Start

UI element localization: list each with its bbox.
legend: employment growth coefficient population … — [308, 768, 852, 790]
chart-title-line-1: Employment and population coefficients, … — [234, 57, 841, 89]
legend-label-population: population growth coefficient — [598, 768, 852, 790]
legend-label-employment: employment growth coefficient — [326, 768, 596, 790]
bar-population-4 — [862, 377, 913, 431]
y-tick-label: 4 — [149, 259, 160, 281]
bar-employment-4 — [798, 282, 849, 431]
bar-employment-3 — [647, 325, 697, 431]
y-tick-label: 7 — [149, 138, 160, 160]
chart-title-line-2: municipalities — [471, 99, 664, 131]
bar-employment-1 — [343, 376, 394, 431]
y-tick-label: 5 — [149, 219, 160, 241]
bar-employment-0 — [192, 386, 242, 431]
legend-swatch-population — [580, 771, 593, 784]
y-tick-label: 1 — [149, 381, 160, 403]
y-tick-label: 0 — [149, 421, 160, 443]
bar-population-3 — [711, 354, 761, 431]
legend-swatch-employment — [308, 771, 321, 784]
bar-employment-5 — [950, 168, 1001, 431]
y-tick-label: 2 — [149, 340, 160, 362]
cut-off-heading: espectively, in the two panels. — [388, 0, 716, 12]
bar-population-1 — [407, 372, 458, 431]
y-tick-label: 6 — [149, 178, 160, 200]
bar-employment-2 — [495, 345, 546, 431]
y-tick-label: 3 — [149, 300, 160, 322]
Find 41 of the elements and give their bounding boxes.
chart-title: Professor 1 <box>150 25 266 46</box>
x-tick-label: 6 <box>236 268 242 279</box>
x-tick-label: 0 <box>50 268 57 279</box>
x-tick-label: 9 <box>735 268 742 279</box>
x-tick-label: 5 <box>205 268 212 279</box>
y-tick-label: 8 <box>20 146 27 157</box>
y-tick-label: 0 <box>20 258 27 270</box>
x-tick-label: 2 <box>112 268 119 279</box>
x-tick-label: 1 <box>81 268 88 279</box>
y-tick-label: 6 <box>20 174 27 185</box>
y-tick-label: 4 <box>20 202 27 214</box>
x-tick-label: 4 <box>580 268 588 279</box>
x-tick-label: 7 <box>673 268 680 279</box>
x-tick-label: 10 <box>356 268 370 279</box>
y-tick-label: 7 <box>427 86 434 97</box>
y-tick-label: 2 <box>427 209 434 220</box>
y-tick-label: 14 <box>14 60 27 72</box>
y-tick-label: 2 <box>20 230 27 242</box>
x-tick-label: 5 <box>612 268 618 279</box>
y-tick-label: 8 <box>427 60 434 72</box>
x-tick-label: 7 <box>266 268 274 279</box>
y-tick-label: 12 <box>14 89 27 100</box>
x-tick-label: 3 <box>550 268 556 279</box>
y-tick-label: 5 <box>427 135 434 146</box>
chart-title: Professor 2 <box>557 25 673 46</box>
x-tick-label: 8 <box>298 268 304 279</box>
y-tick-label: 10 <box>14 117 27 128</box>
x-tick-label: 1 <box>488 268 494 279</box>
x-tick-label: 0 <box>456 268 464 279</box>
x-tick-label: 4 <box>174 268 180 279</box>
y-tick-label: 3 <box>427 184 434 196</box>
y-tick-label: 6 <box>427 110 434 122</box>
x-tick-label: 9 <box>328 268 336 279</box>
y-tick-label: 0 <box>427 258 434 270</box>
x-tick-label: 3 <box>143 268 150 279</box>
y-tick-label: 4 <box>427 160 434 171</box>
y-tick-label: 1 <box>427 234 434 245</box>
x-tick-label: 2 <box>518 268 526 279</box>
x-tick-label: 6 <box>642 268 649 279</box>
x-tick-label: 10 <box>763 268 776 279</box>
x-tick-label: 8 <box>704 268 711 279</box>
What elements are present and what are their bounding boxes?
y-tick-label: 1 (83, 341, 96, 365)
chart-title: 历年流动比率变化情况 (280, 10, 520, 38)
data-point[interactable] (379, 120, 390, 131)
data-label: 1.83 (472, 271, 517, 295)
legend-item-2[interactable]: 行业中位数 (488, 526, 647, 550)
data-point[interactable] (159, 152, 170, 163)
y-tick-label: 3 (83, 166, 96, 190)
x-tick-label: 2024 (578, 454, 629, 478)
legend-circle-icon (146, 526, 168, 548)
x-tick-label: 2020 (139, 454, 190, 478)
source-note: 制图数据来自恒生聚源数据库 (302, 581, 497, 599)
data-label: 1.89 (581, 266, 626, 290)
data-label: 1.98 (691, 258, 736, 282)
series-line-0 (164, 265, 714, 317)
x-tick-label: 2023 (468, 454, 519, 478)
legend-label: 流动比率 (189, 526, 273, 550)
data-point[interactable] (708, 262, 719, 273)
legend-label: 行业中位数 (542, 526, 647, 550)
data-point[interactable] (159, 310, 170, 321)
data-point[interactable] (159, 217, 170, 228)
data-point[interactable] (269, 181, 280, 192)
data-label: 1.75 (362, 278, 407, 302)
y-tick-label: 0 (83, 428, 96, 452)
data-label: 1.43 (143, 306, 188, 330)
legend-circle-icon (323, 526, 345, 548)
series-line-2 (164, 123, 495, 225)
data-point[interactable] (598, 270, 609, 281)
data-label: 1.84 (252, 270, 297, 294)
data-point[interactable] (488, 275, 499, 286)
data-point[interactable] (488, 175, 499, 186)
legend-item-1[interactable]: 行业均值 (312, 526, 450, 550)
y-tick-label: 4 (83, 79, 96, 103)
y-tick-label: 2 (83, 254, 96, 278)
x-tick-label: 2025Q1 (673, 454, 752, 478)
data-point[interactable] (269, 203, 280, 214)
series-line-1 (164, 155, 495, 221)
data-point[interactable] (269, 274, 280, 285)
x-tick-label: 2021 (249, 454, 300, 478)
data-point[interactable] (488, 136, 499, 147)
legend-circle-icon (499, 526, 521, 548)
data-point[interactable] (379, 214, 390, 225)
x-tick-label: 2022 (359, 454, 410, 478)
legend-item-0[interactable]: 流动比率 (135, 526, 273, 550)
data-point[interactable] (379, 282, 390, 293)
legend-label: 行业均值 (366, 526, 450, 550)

End

JOB = Reproduce all of the data above line for line, with no changes.

FINISHED TASK =
UI element localization: list each with its bbox.
legend: employment growth coefficient population … — [308, 768, 852, 790]
chart-title-line-1: Employment and population coefficients, … — [234, 57, 841, 89]
legend-label-population: population growth coefficient — [598, 768, 852, 790]
legend-label-employment: employment growth coefficient — [326, 768, 596, 790]
bar-population-4 — [862, 377, 913, 431]
y-tick-label: 4 — [149, 259, 160, 281]
bar-employment-4 — [798, 282, 849, 431]
bar-employment-3 — [647, 325, 697, 431]
y-tick-label: 7 — [149, 138, 160, 160]
chart-title-line-2: municipalities — [471, 99, 664, 131]
bar-employment-1 — [343, 376, 394, 431]
y-tick-label: 5 — [149, 219, 160, 241]
bar-employment-0 — [192, 386, 242, 431]
legend-swatch-population — [580, 771, 593, 784]
y-tick-label: 1 — [149, 381, 160, 403]
y-tick-label: 0 — [149, 421, 160, 443]
bar-population-3 — [711, 354, 761, 431]
legend-swatch-employment — [308, 771, 321, 784]
bar-employment-5 — [950, 168, 1001, 431]
y-tick-label: 2 — [149, 340, 160, 362]
cut-off-heading: espectively, in the two panels. — [388, 0, 716, 12]
bar-population-1 — [407, 372, 458, 431]
y-tick-label: 6 — [149, 178, 160, 200]
bar-employment-2 — [495, 345, 546, 431]
y-tick-label: 3 — [149, 300, 160, 322]
Find 41 of the elements and give their bounding boxes.
chart-title: Professor 1 <box>150 25 266 46</box>
x-tick-label: 6 <box>236 268 242 279</box>
x-tick-label: 0 <box>50 268 57 279</box>
x-tick-label: 9 <box>735 268 742 279</box>
x-tick-label: 5 <box>205 268 212 279</box>
y-tick-label: 8 <box>20 146 27 157</box>
y-tick-label: 0 <box>20 258 27 270</box>
x-tick-label: 2 <box>112 268 119 279</box>
x-tick-label: 1 <box>81 268 88 279</box>
y-tick-label: 6 <box>20 174 27 185</box>
y-tick-label: 4 <box>20 202 27 214</box>
x-tick-label: 4 <box>580 268 588 279</box>
x-tick-label: 7 <box>673 268 680 279</box>
x-tick-label: 10 <box>356 268 370 279</box>
y-tick-label: 7 <box>427 86 434 97</box>
y-tick-label: 2 <box>427 209 434 220</box>
y-tick-label: 14 <box>14 60 27 72</box>
y-tick-label: 2 <box>20 230 27 242</box>
x-tick-label: 5 <box>612 268 618 279</box>
y-tick-label: 8 <box>427 60 434 72</box>
x-tick-label: 7 <box>266 268 274 279</box>
y-tick-label: 12 <box>14 89 27 100</box>
x-tick-label: 3 <box>550 268 556 279</box>
y-tick-label: 5 <box>427 135 434 146</box>
chart-title: Professor 2 <box>557 25 673 46</box>
x-tick-label: 8 <box>298 268 304 279</box>
y-tick-label: 10 <box>14 117 27 128</box>
x-tick-label: 1 <box>488 268 494 279</box>
x-tick-label: 0 <box>456 268 464 279</box>
x-tick-label: 4 <box>174 268 180 279</box>
y-tick-label: 3 <box>427 184 434 196</box>
y-tick-label: 6 <box>427 110 434 122</box>
x-tick-label: 9 <box>328 268 336 279</box>
y-tick-label: 0 <box>427 258 434 270</box>
x-tick-label: 3 <box>143 268 150 279</box>
y-tick-label: 4 <box>427 160 434 171</box>
y-tick-label: 1 <box>427 234 434 245</box>
x-tick-label: 2 <box>518 268 526 279</box>
x-tick-label: 6 <box>642 268 649 279</box>
x-tick-label: 10 <box>763 268 776 279</box>
x-tick-label: 8 <box>704 268 711 279</box>
What elements are present and what are their bounding boxes?
y-tick-label: 1 (83, 341, 96, 365)
chart-title: 历年流动比率变化情况 (280, 10, 520, 38)
data-point[interactable] (379, 120, 390, 131)
data-label: 1.83 (472, 271, 517, 295)
legend-item-2[interactable]: 行业中位数 (488, 526, 647, 550)
data-point[interactable] (159, 152, 170, 163)
y-tick-label: 3 (83, 166, 96, 190)
x-tick-label: 2024 (578, 454, 629, 478)
legend-circle-icon (146, 526, 168, 548)
x-tick-label: 2020 (139, 454, 190, 478)
source-note: 制图数据来自恒生聚源数据库 (302, 581, 497, 599)
data-label: 1.89 (581, 266, 626, 290)
data-label: 1.98 (691, 258, 736, 282)
series-line-0 (164, 265, 714, 317)
x-tick-label: 2023 (468, 454, 519, 478)
legend-label: 流动比率 (189, 526, 273, 550)
data-point[interactable] (708, 262, 719, 273)
legend-label: 行业中位数 (542, 526, 647, 550)
data-point[interactable] (159, 310, 170, 321)
data-point[interactable] (159, 217, 170, 228)
data-point[interactable] (269, 181, 280, 192)
data-label: 1.75 (362, 278, 407, 302)
y-tick-label: 0 (83, 428, 96, 452)
data-label: 1.43 (143, 306, 188, 330)
legend-circle-icon (323, 526, 345, 548)
series-line-2 (164, 123, 495, 225)
data-point[interactable] (598, 270, 609, 281)
data-label: 1.84 (252, 270, 297, 294)
data-point[interactable] (488, 275, 499, 286)
data-point[interactable] (488, 175, 499, 186)
legend-item-1[interactable]: 行业均值 (312, 526, 450, 550)
y-tick-label: 4 (83, 79, 96, 103)
y-tick-label: 2 (83, 254, 96, 278)
x-tick-label: 2025Q1 (673, 454, 752, 478)
data-point[interactable] (269, 203, 280, 214)
series-line-1 (164, 155, 495, 221)
data-point[interactable] (269, 274, 280, 285)
x-tick-label: 2021 (249, 454, 300, 478)
data-point[interactable] (488, 136, 499, 147)
legend-circle-icon (499, 526, 521, 548)
data-point[interactable] (379, 214, 390, 225)
x-tick-label: 2022 (359, 454, 410, 478)
legend-item-0[interactable]: 流动比率 (135, 526, 273, 550)
data-point[interactable] (379, 282, 390, 293)
legend-label: 行业均值 (366, 526, 450, 550)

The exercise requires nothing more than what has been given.